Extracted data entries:
_____

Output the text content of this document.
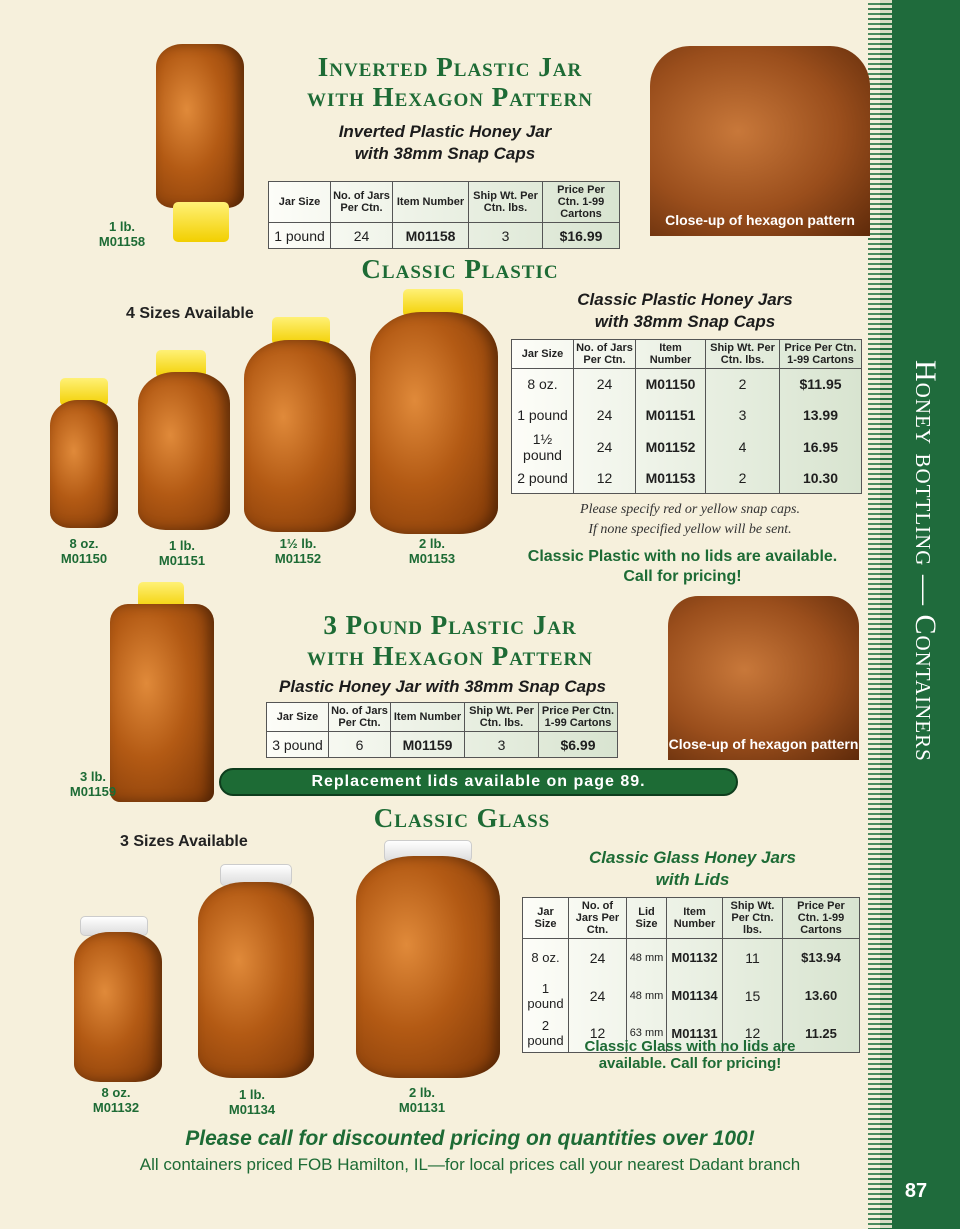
Honey bottling — Containers
87
1 lb.
M01158
Inverted Plastic Jar
with Hexagon Pattern
Inverted Plastic Honey Jar
with 38mm Snap Caps
Jar Size	No. of Jars Per Ctn.	Item Number	Ship Wt. Per Ctn. lbs.	Price Per Ctn. 1-99 Cartons
1 pound	24	M01158	3	$16.99
Close-up of hexagon pattern
Classic Plastic
4 Sizes Available
8 oz.
M01150
1 lb.
M01151
1½ lb.
M01152
2 lb.
M01153
Classic Plastic Honey Jars
with 38mm Snap Caps
Jar Size	No. of Jars Per Ctn.	Item Number	Ship Wt. Per Ctn. lbs.	Price Per Ctn. 1-99 Cartons
8 oz.	24	M01150	2	$11.95
1 pound	24	M01151	3	13.99
1½ pound	24	M01152	4	16.95
2 pound	12	M01153	2	10.30
Please specify red or yellow snap caps.
If none specified yellow will be sent.
Classic Plastic with no lids are available.
Call for pricing!
3 lb.
M01159
3 Pound Plastic Jar
with Hexagon Pattern
Plastic Honey Jar with 38mm Snap Caps
Jar Size	No. of Jars Per Ctn.	Item Number	Ship Wt. Per Ctn. lbs.	Price Per Ctn. 1-99 Cartons
3 pound	6	M01159	3	$6.99	Close-up of hexagon pattern
Replacement lids available on page 89.
Classic Glass
3 Sizes Available
8 oz.
M01132
1 lb.
M01134
2 lb.
M01131
Classic Glass Honey Jars
with Lids
Jar Size	No. of Jars Per Ctn.	Lid Size	Item Number	Ship Wt. Per Ctn. lbs.	Price Per Ctn. 1-99 Cartons
8 oz.	24	48 mm	M01132	11	$13.94
1 pound	24	48 mm	M01134	15	13.60
2 pound	12	63 mm	M01131	12	11.25
Classic Glass with no lids are
available. Call for pricing!
Please call for discounted pricing on quantities over 100!
All containers priced FOB Hamilton, IL—for local prices call your nearest Dadant branch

_____

PROBLEM REQUIREMENTS: Using the listing above, say how many of its lines contain the string "Plastic", giving nothing but the figure.

THE COMPLETED TASK: 7